**ENTRIES**
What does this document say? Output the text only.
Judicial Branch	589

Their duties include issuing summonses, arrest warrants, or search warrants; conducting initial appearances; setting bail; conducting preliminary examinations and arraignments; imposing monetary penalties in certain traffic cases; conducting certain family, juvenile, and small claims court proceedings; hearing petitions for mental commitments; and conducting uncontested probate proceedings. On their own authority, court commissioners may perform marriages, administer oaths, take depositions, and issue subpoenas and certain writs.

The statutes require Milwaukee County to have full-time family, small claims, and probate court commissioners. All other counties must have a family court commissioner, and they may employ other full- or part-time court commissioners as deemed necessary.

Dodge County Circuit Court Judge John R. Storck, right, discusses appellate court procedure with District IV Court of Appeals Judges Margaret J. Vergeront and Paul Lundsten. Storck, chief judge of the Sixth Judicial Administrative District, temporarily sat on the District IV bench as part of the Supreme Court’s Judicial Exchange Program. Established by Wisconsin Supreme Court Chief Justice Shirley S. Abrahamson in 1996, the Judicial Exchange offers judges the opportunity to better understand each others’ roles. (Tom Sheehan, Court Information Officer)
---
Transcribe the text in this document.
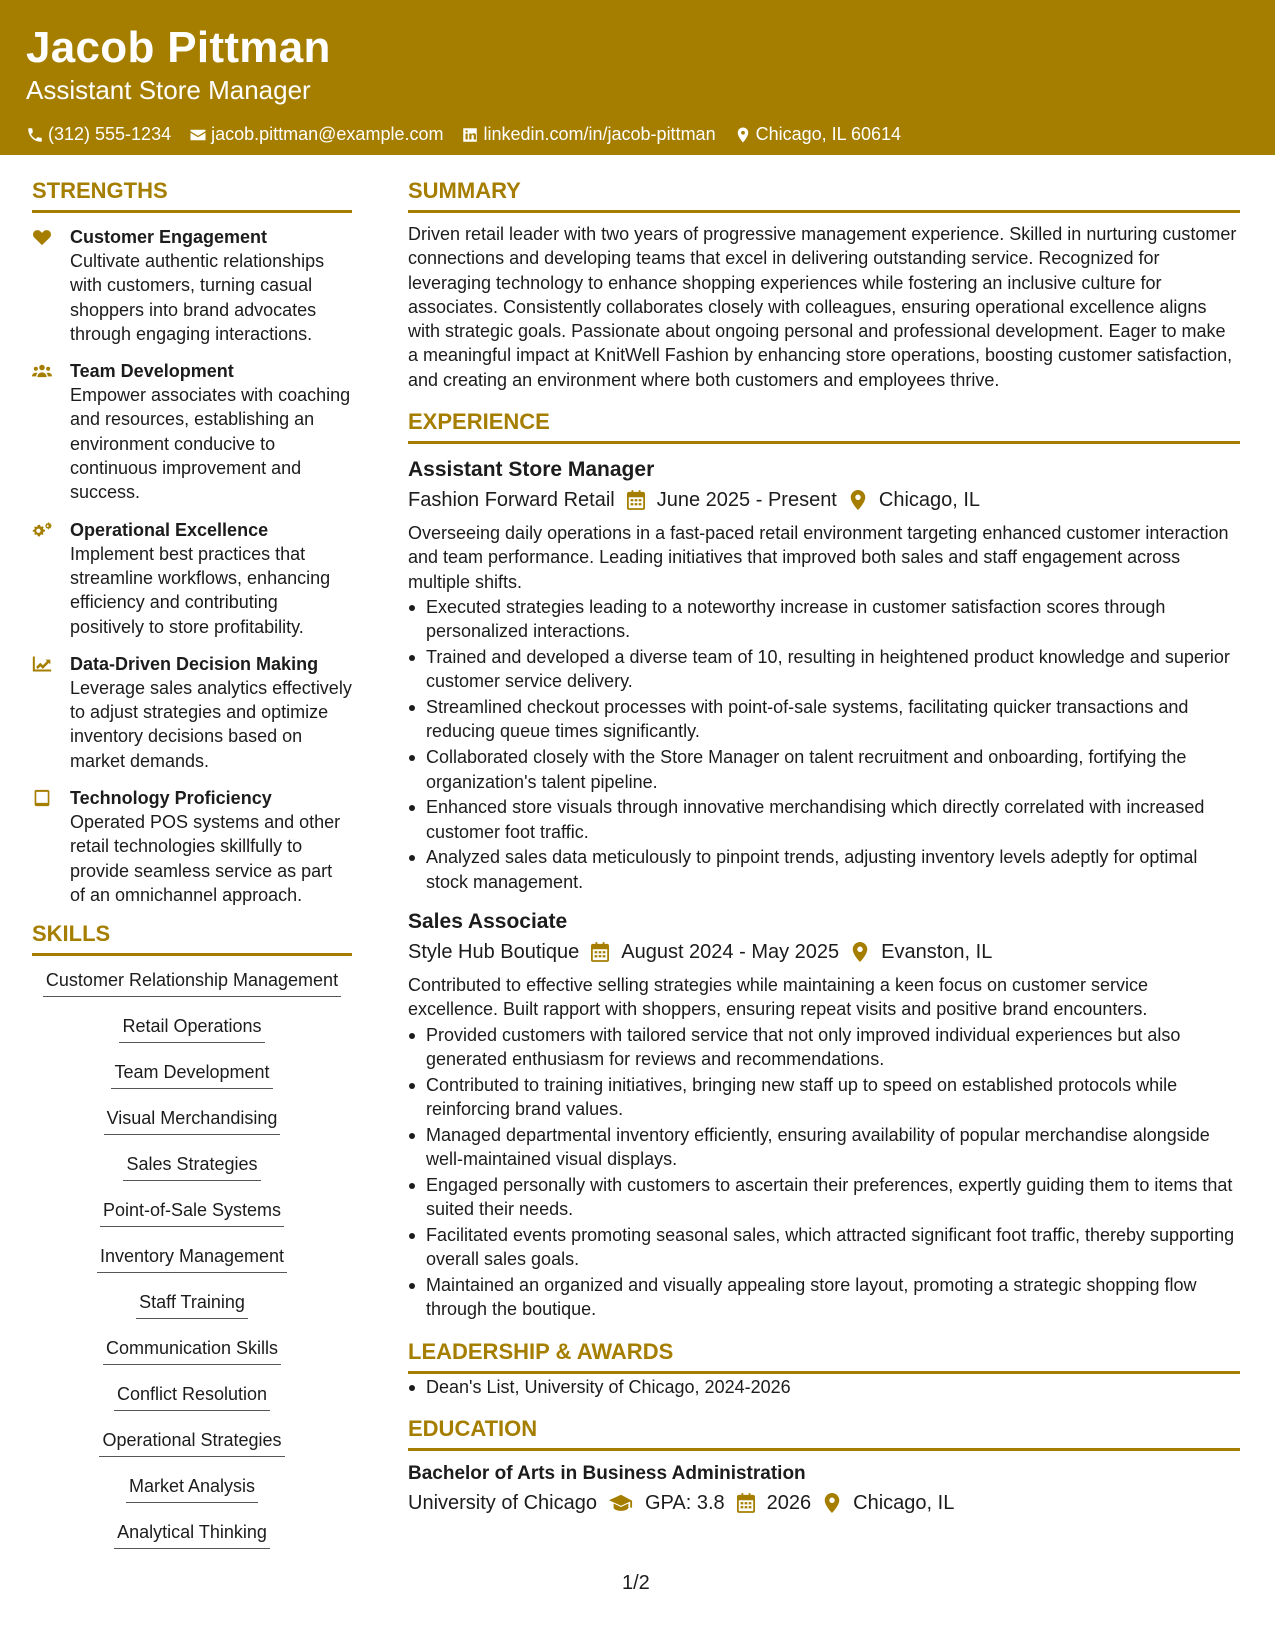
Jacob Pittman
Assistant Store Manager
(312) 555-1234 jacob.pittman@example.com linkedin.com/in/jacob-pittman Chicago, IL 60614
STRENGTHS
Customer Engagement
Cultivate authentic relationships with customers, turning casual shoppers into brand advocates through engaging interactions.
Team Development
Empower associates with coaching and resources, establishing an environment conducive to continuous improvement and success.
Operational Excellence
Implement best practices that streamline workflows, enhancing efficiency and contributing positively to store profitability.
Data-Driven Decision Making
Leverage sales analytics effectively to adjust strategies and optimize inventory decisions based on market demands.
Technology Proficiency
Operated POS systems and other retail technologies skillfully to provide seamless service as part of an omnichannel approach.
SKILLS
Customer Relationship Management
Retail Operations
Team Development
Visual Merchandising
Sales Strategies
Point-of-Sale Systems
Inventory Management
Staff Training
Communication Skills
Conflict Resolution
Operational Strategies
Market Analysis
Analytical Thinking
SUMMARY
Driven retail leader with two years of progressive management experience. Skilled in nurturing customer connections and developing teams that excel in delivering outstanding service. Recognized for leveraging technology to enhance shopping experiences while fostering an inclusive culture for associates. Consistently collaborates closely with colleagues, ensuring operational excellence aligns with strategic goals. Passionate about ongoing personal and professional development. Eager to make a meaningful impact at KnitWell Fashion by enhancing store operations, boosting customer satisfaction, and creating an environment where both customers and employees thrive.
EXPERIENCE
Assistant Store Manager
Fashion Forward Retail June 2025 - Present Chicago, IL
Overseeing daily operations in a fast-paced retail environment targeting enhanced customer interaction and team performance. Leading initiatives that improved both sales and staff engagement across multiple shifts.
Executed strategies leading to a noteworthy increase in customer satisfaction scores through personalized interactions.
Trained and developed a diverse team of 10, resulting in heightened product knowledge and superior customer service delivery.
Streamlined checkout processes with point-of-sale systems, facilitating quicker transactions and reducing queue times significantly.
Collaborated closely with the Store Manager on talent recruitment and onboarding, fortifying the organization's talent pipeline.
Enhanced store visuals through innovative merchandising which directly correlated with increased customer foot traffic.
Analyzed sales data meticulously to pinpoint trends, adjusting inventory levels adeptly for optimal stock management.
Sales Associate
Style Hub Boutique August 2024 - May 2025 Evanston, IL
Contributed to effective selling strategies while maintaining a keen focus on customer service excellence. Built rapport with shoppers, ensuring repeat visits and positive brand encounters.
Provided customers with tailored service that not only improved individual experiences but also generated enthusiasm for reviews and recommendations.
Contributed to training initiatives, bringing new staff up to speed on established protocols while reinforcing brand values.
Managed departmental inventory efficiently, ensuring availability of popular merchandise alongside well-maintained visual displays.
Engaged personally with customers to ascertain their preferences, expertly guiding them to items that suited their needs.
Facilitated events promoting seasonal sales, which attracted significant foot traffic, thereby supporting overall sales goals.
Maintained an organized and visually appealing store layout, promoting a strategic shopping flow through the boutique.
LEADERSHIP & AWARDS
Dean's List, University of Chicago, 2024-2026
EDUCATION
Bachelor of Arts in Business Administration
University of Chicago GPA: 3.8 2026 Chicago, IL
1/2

**TASK**
Show all lines above holding "promoting".

**THE OUTPUT**
Facilitated events promoting seasonal sales, which attracted significant foot traffic, thereby supporting overall sales goals.
Maintained an organized and visually appealing store layout, promoting a strategic shopping flow through the boutique.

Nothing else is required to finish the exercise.